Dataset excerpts
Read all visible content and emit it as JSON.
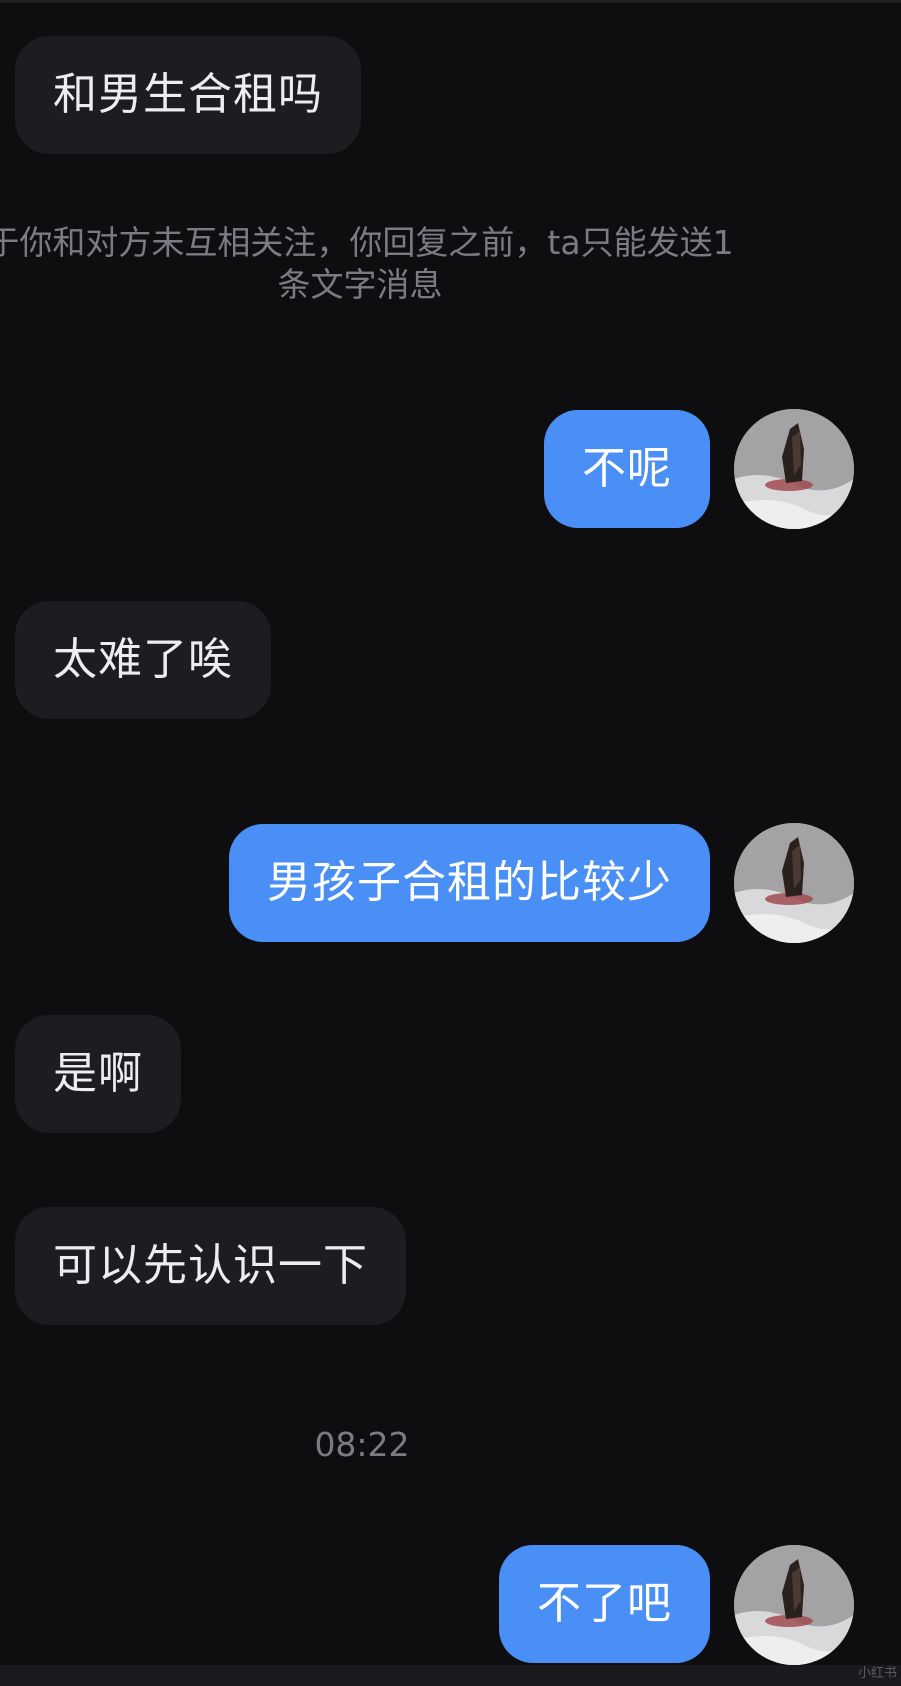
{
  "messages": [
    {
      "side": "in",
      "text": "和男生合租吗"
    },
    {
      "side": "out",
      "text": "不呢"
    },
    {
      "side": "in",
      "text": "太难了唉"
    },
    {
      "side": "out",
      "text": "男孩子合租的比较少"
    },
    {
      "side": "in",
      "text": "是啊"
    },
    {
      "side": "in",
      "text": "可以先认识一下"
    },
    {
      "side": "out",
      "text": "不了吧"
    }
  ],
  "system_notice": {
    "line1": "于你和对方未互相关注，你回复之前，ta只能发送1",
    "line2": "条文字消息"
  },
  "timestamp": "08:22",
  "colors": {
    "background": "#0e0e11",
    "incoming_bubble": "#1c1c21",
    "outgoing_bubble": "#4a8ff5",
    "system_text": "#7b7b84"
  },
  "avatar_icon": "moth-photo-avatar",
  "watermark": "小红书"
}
---
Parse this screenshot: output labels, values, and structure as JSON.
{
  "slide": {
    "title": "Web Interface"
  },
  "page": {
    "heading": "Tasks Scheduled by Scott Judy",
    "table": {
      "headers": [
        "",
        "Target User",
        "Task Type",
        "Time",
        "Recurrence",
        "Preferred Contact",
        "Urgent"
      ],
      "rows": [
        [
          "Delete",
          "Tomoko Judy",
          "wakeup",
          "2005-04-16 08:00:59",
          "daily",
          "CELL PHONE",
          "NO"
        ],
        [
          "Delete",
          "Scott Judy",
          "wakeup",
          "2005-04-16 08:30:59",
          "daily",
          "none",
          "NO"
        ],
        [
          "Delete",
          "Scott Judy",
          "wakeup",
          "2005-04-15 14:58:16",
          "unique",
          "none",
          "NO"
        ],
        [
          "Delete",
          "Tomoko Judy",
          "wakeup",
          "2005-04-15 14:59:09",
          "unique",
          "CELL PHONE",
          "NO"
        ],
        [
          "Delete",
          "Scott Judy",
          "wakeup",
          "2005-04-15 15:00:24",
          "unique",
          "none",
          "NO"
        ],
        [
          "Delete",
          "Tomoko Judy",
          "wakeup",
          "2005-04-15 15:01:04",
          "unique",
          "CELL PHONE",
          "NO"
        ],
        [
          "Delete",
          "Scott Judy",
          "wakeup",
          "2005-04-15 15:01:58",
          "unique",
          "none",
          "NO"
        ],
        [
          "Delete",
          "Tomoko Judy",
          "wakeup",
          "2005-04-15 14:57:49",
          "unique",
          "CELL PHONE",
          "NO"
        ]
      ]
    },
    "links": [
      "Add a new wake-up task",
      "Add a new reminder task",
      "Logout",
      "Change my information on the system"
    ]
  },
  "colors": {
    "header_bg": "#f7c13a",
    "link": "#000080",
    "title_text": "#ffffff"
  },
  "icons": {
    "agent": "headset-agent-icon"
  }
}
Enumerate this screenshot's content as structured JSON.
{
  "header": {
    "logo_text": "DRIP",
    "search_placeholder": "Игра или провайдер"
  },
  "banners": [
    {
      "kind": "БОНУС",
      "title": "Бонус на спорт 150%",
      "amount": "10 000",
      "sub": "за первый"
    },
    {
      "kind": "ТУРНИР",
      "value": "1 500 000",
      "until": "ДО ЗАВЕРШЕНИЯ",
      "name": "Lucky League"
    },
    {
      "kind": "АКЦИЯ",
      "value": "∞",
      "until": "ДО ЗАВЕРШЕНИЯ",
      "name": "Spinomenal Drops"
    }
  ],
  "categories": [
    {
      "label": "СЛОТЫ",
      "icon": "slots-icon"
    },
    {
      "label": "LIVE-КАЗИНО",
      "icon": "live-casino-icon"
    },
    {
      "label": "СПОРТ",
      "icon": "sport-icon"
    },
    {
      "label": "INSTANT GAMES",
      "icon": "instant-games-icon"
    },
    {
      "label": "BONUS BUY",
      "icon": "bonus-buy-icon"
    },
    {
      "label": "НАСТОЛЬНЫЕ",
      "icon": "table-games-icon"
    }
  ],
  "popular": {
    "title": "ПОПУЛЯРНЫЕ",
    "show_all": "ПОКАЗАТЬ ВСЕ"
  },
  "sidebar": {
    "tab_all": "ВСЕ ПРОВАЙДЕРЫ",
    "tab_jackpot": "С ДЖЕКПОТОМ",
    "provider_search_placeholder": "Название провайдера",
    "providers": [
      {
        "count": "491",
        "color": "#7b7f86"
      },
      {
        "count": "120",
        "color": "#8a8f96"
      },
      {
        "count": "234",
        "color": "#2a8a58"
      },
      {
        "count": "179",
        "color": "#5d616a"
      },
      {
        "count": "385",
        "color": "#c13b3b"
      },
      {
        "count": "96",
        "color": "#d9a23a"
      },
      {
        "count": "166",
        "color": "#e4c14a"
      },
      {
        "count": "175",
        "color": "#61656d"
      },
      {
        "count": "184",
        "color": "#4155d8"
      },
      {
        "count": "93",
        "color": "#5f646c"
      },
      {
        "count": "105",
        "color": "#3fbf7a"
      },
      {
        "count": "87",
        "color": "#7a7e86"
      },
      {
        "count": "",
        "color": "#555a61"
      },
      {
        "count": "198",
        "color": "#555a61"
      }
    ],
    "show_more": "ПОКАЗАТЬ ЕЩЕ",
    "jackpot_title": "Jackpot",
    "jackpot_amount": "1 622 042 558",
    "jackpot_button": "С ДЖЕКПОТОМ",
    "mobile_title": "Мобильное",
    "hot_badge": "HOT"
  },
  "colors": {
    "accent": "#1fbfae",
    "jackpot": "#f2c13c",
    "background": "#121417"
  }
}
...
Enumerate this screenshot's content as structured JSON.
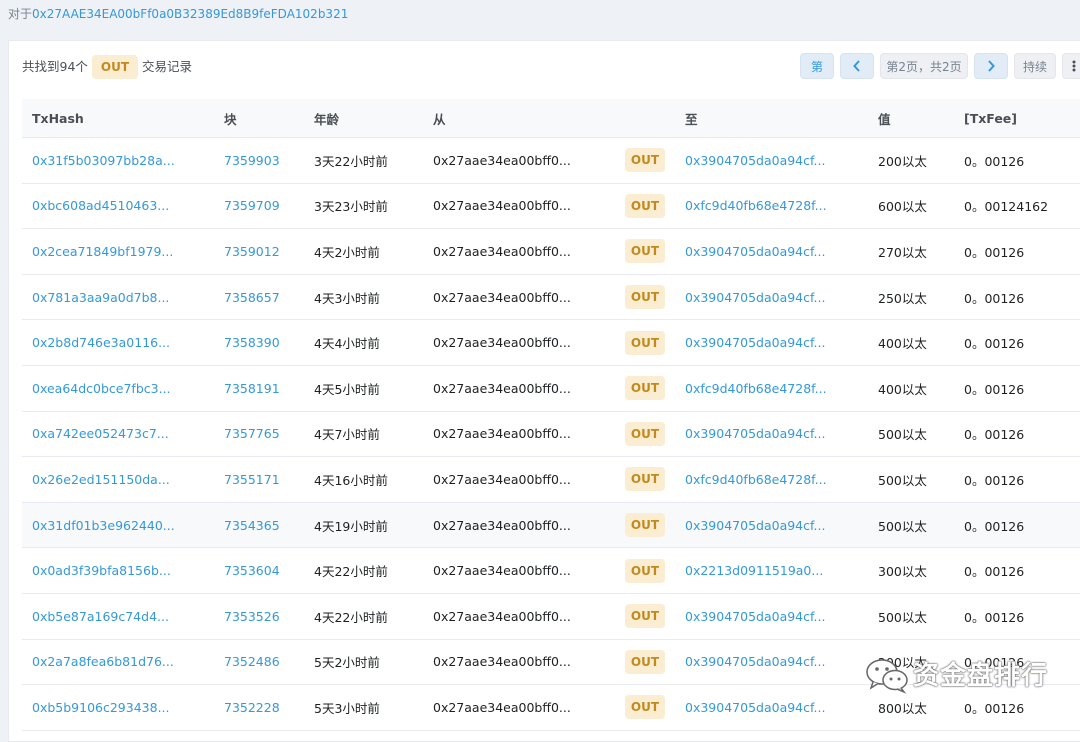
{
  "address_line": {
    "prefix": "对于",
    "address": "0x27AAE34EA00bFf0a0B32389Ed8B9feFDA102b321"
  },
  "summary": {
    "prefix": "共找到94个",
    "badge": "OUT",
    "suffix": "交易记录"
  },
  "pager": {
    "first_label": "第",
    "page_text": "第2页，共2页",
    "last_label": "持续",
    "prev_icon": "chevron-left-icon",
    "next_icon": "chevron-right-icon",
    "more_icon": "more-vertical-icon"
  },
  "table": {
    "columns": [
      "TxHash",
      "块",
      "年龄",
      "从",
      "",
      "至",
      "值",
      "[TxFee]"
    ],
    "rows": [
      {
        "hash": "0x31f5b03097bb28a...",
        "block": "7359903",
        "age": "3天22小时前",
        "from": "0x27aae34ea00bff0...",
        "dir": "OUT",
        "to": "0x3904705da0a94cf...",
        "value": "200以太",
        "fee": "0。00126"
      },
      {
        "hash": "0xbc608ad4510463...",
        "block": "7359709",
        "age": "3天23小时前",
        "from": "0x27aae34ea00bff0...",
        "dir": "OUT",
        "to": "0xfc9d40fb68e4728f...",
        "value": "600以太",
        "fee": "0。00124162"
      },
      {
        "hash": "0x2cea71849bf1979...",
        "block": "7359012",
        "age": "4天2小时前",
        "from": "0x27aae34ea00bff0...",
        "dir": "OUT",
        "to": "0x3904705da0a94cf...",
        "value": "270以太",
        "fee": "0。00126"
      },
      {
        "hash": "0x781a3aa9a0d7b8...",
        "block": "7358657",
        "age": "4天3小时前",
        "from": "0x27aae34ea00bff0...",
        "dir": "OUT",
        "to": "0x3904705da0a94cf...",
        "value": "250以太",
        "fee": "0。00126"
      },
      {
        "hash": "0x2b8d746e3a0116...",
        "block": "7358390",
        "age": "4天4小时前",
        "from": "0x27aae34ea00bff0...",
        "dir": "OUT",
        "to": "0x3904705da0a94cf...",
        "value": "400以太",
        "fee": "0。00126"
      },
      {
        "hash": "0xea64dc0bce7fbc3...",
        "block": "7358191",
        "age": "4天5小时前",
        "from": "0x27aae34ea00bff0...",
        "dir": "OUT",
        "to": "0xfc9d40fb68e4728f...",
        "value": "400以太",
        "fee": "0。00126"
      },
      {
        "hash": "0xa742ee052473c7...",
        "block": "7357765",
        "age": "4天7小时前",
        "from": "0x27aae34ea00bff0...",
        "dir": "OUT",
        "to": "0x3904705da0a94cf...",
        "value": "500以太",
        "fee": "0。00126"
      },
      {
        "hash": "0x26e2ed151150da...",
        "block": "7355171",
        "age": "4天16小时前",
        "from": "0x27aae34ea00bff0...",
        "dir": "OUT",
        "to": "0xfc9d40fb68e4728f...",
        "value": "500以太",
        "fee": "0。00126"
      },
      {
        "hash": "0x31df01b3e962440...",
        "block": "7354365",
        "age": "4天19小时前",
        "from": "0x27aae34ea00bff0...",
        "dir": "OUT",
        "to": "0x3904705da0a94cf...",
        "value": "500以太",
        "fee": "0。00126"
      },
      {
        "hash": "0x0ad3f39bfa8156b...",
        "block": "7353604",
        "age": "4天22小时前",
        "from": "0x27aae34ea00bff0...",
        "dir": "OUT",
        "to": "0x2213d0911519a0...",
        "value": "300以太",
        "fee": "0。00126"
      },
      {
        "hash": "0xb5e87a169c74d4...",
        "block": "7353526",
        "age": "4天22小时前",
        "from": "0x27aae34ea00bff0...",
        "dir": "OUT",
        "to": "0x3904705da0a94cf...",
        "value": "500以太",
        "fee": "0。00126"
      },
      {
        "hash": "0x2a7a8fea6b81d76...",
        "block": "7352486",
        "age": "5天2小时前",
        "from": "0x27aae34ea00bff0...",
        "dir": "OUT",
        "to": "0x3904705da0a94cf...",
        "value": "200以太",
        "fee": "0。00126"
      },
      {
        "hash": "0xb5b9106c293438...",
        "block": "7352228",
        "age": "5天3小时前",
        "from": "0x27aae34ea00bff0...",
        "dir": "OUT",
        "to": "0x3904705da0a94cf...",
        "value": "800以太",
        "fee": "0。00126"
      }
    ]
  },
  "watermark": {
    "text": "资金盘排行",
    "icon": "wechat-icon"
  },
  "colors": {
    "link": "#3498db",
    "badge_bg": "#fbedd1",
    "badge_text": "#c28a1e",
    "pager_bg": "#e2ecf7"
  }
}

▶ Required task
Identify every line where the string "name" appears.

▶ Expected output
      "name": "Lucky League"
      "name": "Spinomenal Drops"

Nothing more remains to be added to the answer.